### [Description of the task]
Within the data below, state how many lines contain the string "mare". Provide the number only.

### [Data to process]
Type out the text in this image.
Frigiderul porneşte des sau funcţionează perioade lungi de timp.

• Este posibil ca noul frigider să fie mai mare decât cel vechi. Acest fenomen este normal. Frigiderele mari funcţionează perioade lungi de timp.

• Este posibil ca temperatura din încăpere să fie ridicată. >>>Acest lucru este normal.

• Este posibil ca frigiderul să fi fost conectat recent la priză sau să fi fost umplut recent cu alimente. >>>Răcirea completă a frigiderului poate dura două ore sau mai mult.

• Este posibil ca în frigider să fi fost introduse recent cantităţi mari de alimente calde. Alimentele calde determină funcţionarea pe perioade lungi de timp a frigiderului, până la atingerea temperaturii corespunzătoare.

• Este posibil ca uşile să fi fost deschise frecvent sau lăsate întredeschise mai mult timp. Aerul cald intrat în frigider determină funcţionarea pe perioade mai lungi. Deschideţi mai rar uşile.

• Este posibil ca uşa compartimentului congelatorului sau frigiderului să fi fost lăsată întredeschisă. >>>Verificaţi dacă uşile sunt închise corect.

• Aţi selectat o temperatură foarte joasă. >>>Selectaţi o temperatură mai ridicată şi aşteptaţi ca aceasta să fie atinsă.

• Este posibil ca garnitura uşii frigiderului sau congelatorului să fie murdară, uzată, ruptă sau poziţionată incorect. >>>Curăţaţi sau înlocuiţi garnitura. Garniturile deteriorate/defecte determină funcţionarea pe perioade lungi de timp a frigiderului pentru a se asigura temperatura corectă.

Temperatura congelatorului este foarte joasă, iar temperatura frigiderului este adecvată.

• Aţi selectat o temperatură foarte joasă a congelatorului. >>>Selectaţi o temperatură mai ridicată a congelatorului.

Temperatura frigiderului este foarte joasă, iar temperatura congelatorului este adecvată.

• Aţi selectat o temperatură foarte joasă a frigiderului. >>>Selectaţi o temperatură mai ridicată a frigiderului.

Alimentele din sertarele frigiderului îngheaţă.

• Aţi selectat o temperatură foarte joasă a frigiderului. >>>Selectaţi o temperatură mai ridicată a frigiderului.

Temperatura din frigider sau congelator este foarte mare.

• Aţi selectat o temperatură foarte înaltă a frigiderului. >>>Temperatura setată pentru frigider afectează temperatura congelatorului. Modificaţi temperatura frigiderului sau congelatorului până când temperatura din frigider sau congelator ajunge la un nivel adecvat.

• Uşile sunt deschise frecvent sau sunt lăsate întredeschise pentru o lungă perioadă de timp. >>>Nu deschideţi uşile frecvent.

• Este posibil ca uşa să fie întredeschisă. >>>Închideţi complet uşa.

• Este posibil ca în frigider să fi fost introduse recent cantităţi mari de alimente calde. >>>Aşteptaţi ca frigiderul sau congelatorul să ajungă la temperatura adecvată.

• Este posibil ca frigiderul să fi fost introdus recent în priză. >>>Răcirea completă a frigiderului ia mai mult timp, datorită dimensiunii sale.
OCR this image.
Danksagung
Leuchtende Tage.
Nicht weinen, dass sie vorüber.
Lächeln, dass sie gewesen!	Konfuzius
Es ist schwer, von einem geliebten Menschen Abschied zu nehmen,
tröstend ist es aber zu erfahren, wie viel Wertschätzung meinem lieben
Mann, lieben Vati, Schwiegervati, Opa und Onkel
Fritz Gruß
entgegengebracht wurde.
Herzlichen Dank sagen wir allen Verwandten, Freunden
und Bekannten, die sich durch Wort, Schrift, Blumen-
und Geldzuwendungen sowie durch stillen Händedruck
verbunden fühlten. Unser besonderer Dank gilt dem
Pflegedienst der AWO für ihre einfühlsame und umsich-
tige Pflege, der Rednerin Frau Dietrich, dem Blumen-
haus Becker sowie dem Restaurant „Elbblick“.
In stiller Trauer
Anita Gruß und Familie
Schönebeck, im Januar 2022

### [Completed exercise]
2